Only the lines holding the string "JSON" are needed. Copy each one.

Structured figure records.
▬▬▬▬▬▬
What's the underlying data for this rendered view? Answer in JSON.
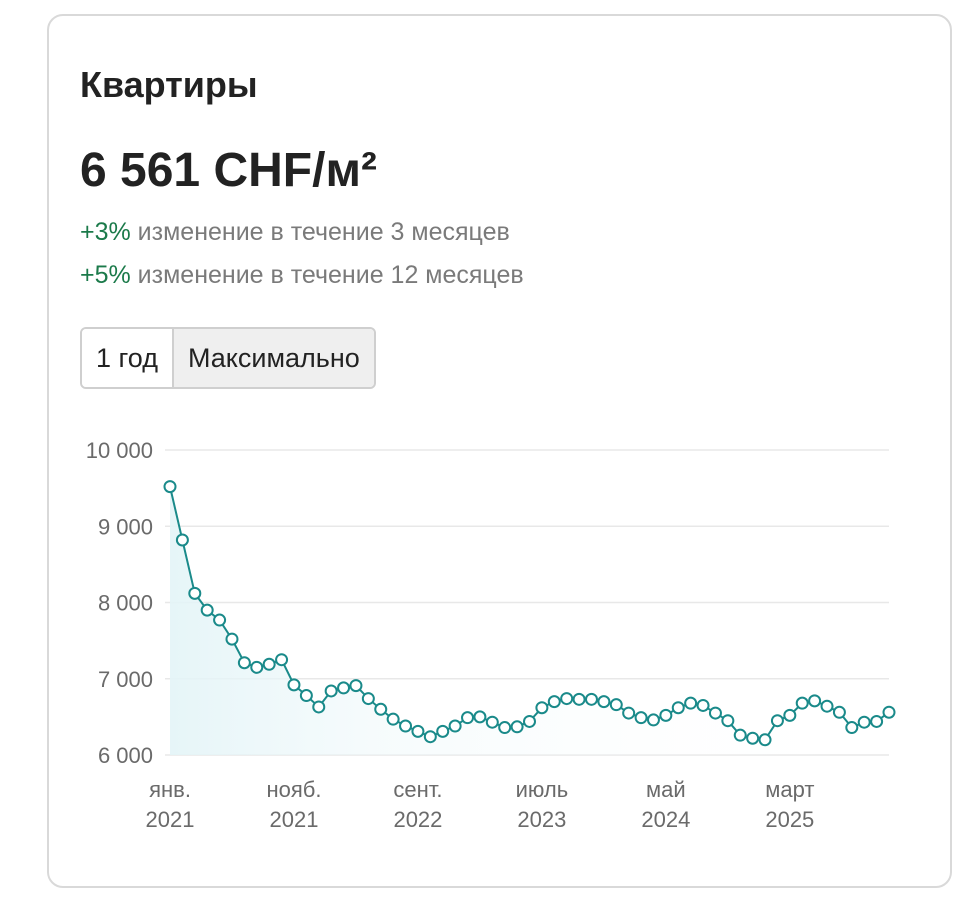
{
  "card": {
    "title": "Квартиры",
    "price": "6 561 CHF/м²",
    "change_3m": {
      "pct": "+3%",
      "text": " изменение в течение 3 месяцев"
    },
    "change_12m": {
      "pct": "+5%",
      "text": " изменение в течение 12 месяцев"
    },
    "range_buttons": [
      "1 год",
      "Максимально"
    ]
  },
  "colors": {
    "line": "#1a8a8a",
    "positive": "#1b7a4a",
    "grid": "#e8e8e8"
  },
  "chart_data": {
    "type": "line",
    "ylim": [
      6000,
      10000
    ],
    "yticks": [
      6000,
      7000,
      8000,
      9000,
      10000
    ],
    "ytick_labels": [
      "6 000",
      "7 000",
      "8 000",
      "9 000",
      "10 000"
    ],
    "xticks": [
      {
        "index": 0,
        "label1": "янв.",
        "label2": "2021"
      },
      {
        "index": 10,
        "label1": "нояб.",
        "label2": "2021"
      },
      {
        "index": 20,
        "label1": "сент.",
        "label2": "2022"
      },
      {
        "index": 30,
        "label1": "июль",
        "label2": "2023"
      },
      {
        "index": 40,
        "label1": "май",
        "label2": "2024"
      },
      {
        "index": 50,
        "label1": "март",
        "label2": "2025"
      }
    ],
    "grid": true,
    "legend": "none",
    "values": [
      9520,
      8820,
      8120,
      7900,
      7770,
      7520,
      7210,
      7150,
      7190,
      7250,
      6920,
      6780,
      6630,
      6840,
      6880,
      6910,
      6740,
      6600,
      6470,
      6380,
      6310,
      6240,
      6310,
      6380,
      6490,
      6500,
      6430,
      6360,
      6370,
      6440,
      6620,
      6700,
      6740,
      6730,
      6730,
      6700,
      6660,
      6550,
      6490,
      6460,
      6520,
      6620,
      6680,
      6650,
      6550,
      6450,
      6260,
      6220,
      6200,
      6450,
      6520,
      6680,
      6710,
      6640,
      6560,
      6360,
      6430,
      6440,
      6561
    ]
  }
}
▬▬▬▬▬▬
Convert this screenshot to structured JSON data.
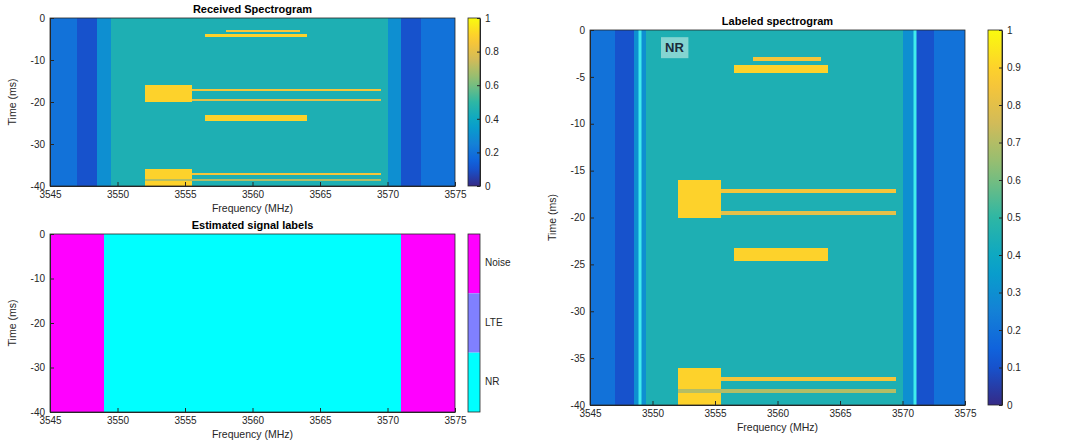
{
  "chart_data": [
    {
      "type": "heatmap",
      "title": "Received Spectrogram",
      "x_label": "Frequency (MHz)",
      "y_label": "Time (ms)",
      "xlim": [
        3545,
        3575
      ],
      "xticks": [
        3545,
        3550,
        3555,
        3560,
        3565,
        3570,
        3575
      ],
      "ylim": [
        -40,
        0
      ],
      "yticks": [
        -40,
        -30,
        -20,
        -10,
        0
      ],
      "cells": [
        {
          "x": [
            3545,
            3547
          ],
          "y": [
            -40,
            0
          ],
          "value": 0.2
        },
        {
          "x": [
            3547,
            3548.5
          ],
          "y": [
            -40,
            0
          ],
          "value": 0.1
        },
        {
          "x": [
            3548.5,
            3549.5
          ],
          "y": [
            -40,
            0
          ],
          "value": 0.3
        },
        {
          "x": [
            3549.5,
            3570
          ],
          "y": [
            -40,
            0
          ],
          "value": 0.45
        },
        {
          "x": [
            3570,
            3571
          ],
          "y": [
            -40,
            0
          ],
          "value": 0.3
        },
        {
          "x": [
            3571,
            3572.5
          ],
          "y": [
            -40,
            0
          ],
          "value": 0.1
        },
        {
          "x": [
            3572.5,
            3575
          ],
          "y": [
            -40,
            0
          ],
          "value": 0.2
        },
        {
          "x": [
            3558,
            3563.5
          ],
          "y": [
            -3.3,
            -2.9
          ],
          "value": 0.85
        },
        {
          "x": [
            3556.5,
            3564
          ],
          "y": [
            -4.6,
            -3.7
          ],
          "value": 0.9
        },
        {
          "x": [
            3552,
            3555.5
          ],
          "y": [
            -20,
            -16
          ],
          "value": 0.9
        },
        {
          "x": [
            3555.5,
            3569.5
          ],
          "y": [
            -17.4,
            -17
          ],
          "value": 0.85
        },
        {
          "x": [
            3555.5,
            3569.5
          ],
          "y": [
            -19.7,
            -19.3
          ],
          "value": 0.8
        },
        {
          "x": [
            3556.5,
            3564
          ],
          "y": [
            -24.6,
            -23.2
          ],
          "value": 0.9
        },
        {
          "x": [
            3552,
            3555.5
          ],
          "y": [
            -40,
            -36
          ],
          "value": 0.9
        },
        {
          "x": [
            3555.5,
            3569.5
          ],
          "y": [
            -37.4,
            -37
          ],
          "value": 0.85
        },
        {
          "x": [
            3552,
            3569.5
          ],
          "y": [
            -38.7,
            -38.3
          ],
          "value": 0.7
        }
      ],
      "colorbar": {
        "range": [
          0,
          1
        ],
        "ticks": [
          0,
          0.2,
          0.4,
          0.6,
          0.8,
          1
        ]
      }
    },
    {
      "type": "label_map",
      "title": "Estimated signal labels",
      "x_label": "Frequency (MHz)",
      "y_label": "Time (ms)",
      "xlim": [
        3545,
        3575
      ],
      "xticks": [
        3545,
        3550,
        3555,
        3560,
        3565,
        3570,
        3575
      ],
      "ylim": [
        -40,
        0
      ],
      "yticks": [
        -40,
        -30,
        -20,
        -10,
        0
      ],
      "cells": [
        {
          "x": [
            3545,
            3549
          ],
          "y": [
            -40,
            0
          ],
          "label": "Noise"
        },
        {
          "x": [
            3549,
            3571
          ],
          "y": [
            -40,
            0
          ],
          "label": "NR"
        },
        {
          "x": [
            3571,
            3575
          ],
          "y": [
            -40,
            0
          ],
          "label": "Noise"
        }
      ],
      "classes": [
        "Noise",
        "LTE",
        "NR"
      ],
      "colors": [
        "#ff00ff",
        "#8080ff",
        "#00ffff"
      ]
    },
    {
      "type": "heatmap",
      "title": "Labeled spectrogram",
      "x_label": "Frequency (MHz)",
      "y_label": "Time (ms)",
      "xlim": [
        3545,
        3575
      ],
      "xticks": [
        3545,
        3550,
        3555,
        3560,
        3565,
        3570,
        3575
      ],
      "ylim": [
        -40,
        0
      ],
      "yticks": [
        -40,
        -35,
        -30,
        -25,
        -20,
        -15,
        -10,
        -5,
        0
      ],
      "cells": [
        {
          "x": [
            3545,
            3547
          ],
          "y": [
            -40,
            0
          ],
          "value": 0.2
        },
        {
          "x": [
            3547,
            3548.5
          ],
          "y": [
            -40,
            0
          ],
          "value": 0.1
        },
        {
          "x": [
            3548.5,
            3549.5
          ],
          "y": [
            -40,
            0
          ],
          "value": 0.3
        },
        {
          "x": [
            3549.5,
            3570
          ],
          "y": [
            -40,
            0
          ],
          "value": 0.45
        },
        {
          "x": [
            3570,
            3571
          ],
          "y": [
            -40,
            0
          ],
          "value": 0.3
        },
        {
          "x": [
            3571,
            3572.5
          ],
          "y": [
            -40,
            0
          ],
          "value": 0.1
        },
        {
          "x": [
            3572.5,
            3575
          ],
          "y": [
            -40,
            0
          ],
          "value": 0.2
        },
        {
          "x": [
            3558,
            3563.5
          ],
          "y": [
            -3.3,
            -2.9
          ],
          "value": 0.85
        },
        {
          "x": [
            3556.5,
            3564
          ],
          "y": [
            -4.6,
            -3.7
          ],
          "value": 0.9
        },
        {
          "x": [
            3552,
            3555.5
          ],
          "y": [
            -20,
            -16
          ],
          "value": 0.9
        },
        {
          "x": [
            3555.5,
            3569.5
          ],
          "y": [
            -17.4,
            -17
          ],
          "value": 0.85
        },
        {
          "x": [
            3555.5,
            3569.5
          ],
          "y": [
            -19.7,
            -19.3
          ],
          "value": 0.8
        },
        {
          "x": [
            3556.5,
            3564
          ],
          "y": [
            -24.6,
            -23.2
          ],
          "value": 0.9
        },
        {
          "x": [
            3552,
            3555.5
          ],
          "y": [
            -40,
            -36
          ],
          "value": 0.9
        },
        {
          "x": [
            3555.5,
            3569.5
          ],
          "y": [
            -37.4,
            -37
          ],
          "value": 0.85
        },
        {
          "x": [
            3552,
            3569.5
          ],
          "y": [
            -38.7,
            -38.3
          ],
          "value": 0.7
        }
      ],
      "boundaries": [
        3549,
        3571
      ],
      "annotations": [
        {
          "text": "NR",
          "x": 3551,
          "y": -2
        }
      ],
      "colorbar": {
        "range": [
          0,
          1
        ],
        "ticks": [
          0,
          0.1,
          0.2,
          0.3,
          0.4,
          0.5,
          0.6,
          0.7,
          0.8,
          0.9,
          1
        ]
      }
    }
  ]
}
▬▬▬▬▬▬
Solution to the exercise.
What's the underlying data for this rendered view? Answer in JSON.
Convert this screenshot to structured JSON data.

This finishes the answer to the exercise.